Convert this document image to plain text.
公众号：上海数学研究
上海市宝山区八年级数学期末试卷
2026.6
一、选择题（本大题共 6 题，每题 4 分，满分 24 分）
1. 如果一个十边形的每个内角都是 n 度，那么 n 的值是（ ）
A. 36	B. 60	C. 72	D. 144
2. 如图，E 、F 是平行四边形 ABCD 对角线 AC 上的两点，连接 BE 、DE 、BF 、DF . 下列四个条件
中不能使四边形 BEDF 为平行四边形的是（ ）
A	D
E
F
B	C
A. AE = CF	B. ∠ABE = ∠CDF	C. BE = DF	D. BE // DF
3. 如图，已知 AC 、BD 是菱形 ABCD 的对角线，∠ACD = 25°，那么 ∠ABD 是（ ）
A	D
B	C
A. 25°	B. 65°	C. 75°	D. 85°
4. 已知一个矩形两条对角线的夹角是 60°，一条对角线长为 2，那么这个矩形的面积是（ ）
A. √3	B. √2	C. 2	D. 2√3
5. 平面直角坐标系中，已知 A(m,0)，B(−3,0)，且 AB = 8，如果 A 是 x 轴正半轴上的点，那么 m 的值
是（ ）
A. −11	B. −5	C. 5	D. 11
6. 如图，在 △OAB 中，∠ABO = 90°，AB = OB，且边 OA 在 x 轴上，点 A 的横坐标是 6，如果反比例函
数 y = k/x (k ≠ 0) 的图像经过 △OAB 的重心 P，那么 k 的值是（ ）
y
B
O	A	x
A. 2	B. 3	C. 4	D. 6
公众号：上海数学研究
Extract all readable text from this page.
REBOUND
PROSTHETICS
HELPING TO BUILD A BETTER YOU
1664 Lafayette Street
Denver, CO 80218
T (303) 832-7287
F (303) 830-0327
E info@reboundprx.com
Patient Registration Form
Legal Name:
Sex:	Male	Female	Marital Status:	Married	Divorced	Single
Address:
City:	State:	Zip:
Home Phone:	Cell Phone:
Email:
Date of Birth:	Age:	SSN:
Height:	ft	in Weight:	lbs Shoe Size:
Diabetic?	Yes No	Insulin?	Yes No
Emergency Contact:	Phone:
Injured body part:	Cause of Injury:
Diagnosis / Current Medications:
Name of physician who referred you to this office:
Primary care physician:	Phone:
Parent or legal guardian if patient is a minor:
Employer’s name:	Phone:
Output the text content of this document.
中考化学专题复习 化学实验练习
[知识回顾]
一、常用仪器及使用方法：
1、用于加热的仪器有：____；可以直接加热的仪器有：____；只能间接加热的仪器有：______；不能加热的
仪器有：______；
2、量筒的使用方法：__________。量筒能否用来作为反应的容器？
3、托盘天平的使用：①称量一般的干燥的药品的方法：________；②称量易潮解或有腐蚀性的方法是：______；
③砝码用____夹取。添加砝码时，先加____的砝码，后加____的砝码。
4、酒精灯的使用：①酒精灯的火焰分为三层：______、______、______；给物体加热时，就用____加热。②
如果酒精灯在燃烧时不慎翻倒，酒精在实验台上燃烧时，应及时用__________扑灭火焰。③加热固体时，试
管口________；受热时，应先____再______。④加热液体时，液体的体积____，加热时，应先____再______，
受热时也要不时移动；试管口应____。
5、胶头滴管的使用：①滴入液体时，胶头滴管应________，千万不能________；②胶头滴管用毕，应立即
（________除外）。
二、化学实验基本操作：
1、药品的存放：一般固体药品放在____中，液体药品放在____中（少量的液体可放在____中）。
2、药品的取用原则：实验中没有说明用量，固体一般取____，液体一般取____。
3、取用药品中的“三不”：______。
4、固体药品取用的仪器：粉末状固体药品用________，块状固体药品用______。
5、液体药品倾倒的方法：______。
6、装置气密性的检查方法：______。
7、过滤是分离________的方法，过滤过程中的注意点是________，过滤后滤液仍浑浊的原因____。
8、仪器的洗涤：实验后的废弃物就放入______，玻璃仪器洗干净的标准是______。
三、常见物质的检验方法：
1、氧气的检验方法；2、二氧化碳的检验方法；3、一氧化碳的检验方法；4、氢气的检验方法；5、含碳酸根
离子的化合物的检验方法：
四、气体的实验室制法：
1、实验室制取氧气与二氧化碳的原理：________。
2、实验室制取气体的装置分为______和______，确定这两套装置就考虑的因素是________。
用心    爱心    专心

• [The task] Give back the lines above exactly, from the one with "Output the text content of this document." through the last line.

• [Exercise response]
Output the text content of this document.
中考化学专题复习 化学实验练习
[知识回顾]
一、常用仪器及使用方法：
1、用于加热的仪器有：____；可以直接加热的仪器有：____；只能间接加热的仪器有：______；不能加热的
仪器有：______；
2、量筒的使用方法：__________。量筒能否用来作为反应的容器？
3、托盘天平的使用：①称量一般的干燥的药品的方法：________；②称量易潮解或有腐蚀性的方法是：______；
③砝码用____夹取。添加砝码时，先加____的砝码，后加____的砝码。
4、酒精灯的使用：①酒精灯的火焰分为三层：______、______、______；给物体加热时，就用____加热。②
如果酒精灯在燃烧时不慎翻倒，酒精在实验台上燃烧时，应及时用__________扑灭火焰。③加热固体时，试
管口________；受热时，应先____再______。④加热液体时，液体的体积____，加热时，应先____再______，
受热时也要不时移动；试管口应____。
5、胶头滴管的使用：①滴入液体时，胶头滴管应________，千万不能________；②胶头滴管用毕，应立即
（________除外）。
二、化学实验基本操作：
1、药品的存放：一般固体药品放在____中，液体药品放在____中（少量的液体可放在____中）。
2、药品的取用原则：实验中没有说明用量，固体一般取____，液体一般取____。
3、取用药品中的“三不”：______。
4、固体药品取用的仪器：粉末状固体药品用________，块状固体药品用______。
5、液体药品倾倒的方法：______。
6、装置气密性的检查方法：______。
7、过滤是分离________的方法，过滤过程中的注意点是________，过滤后滤液仍浑浊的原因____。
8、仪器的洗涤：实验后的废弃物就放入______，玻璃仪器洗干净的标准是______。
三、常见物质的检验方法：
1、氧气的检验方法；2、二氧化碳的检验方法；3、一氧化碳的检验方法；4、氢气的检验方法；5、含碳酸根
离子的化合物的检验方法：
四、气体的实验室制法：
1、实验室制取氧气与二氧化碳的原理：________。
2、实验室制取气体的装置分为______和______，确定这两套装置就考虑的因素是________。
用心    爱心    专心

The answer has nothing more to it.